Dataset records
----------------------------------------

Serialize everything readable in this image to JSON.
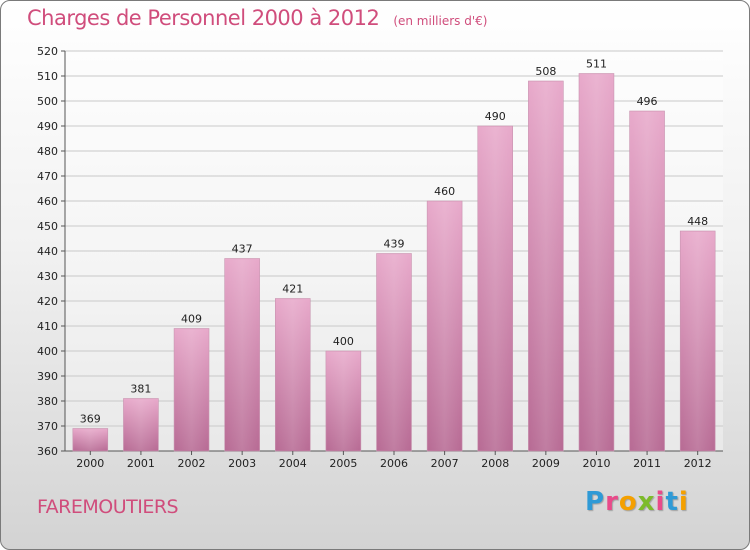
{
  "header": {
    "title": "Charges de Personnel 2000 à 2012",
    "subtitle": "(en milliers d'€)"
  },
  "footer": {
    "commune": "FAREMOUTIERS",
    "logo_letters": [
      "P",
      "r",
      "o",
      "x",
      "i",
      "t",
      "i"
    ],
    "logo_colors": [
      "#2f9ad6",
      "#e94a8a",
      "#f4a000",
      "#7dbb2a",
      "#e94a8a",
      "#2f9ad6",
      "#f4a000"
    ]
  },
  "colors": {
    "bar": "#c77aa3",
    "bar_highlight": "#e7a8ca",
    "title": "#d04d7c",
    "grid": "#c9c9c9"
  },
  "chart_data": {
    "type": "bar",
    "title": "Charges de Personnel 2000 à 2012",
    "subtitle": "(en milliers d'€)",
    "categories": [
      "2000",
      "2001",
      "2002",
      "2003",
      "2004",
      "2005",
      "2006",
      "2007",
      "2008",
      "2009",
      "2010",
      "2011",
      "2012"
    ],
    "values": [
      369,
      381,
      409,
      437,
      421,
      400,
      439,
      460,
      490,
      508,
      511,
      496,
      448
    ],
    "ylim": [
      360,
      520
    ],
    "yticks": [
      360,
      370,
      380,
      390,
      400,
      410,
      420,
      430,
      440,
      450,
      460,
      470,
      480,
      490,
      500,
      510,
      520
    ],
    "grid": true,
    "data_labels": true
  }
}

----------------------------------------

**EXERCISE DETAILS**
Pictures are excluded; repeat every record exactly.

**FULL SOLUTION**
Serialize everything readable in this image to JSON.
{
  "header": {
    "title": "Charges de Personnel 2000 à 2012",
    "subtitle": "(en milliers d'€)"
  },
  "footer": {
    "commune": "FAREMOUTIERS",
    "logo_letters": [
      "P",
      "r",
      "o",
      "x",
      "i",
      "t",
      "i"
    ],
    "logo_colors": [
      "#2f9ad6",
      "#e94a8a",
      "#f4a000",
      "#7dbb2a",
      "#e94a8a",
      "#2f9ad6",
      "#f4a000"
    ]
  },
  "colors": {
    "bar": "#c77aa3",
    "bar_highlight": "#e7a8ca",
    "title": "#d04d7c",
    "grid": "#c9c9c9"
  },
  "chart_data": {
    "type": "bar",
    "title": "Charges de Personnel 2000 à 2012",
    "subtitle": "(en milliers d'€)",
    "categories": [
      "2000",
      "2001",
      "2002",
      "2003",
      "2004",
      "2005",
      "2006",
      "2007",
      "2008",
      "2009",
      "2010",
      "2011",
      "2012"
    ],
    "values": [
      369,
      381,
      409,
      437,
      421,
      400,
      439,
      460,
      490,
      508,
      511,
      496,
      448
    ],
    "ylim": [
      360,
      520
    ],
    "yticks": [
      360,
      370,
      380,
      390,
      400,
      410,
      420,
      430,
      440,
      450,
      460,
      470,
      480,
      490,
      500,
      510,
      520
    ],
    "grid": true,
    "data_labels": true
  }
}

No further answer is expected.